Collected data:
□ □ □
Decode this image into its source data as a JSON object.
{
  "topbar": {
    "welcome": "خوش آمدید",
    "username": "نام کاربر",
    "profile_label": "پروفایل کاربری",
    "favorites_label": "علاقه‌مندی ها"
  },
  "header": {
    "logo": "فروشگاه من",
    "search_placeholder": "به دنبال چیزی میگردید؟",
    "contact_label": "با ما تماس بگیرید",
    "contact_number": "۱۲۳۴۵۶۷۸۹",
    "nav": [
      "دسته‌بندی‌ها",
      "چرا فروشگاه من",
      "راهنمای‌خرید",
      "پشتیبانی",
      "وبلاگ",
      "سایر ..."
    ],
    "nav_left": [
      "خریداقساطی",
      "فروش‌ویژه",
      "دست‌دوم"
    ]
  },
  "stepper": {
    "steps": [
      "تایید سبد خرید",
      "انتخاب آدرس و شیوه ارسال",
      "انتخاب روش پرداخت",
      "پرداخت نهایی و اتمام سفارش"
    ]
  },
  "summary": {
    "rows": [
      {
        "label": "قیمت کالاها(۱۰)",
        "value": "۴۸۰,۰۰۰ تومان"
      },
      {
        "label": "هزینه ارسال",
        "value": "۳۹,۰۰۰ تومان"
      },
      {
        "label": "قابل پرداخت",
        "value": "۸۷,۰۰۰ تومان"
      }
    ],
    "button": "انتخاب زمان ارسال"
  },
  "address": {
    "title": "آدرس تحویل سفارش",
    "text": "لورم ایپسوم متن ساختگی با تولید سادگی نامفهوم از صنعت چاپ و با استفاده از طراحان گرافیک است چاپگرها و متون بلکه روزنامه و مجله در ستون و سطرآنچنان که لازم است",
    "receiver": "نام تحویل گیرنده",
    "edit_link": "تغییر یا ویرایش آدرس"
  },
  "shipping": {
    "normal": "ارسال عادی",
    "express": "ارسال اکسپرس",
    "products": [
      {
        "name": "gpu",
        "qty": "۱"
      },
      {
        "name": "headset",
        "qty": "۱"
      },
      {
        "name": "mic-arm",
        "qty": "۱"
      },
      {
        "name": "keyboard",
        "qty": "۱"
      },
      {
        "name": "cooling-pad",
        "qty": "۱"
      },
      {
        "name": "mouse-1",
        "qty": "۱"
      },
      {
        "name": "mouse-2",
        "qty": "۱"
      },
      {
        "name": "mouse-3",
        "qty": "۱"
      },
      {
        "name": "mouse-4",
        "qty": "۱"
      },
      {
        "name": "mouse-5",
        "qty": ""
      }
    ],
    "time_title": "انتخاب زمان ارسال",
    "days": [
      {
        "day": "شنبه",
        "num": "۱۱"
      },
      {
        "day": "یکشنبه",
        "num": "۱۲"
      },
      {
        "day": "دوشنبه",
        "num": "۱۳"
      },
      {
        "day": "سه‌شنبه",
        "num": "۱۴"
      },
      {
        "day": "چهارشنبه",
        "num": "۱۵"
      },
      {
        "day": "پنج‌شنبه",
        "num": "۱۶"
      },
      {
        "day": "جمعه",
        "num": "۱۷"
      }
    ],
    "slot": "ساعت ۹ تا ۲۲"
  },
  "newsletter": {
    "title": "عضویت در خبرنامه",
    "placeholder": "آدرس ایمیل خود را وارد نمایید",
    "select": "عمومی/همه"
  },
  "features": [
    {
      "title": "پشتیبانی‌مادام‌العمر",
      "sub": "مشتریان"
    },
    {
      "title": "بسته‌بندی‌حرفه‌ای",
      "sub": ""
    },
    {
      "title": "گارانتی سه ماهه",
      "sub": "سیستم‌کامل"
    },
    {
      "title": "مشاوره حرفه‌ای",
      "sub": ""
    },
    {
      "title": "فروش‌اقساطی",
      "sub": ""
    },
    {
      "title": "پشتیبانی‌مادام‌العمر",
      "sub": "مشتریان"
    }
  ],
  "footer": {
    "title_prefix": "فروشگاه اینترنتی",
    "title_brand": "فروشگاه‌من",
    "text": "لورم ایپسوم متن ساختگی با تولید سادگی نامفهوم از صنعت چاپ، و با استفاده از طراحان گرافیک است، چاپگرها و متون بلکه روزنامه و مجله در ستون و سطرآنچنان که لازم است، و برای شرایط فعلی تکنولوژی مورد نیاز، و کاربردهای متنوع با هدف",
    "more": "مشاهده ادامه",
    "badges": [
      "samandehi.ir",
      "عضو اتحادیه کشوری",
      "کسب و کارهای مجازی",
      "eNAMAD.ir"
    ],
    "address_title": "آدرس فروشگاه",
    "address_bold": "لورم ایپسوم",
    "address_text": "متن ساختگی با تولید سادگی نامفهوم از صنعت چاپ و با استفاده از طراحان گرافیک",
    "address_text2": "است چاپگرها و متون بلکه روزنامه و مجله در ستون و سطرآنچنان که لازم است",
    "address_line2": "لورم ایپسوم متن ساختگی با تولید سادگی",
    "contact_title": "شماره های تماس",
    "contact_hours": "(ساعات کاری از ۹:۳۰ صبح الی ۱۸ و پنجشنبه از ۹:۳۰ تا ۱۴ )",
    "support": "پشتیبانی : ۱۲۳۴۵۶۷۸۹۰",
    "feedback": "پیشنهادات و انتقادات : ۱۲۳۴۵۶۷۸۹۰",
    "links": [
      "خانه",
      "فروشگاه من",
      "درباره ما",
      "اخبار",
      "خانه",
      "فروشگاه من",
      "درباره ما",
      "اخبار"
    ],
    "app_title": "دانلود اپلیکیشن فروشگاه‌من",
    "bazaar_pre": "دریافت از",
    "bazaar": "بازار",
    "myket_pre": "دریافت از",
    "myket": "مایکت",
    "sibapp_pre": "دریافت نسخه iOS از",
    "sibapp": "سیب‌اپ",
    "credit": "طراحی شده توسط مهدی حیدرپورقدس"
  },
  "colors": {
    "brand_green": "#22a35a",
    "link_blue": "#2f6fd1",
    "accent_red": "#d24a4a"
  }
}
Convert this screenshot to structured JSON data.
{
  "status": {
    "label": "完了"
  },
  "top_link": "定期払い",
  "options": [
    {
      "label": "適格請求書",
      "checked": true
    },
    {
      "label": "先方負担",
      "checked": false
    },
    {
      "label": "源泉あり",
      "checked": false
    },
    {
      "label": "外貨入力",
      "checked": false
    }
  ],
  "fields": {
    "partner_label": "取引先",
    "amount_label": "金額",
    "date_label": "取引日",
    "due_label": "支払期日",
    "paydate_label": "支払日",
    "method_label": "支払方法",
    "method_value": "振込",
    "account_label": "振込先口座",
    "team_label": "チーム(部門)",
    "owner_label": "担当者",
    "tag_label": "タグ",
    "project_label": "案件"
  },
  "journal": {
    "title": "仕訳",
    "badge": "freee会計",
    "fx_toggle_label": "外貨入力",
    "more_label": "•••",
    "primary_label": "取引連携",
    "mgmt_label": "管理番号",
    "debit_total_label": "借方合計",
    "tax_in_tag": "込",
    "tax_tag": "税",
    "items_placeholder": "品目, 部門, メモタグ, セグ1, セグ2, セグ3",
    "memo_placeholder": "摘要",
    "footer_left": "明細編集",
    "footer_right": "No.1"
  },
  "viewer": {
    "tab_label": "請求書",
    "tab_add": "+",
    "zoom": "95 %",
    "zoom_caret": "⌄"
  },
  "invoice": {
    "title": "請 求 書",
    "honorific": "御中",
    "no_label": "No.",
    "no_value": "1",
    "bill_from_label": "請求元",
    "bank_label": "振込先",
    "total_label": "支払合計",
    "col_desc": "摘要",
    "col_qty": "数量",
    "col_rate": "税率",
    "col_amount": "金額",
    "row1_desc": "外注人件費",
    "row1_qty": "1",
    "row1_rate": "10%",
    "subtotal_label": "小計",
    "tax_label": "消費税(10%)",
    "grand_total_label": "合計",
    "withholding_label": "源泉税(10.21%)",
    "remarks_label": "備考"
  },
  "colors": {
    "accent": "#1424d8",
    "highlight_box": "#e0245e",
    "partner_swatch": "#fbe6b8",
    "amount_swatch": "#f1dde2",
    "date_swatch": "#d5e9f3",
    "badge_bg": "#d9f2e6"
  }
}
□ □ □
Exercise prompt: Return all lines of the material above in which the word "زمان" occurs.

Worked solution:
    "button": "انتخاب زمان ارسال"
    "time_title": "انتخاب زمان ارسال",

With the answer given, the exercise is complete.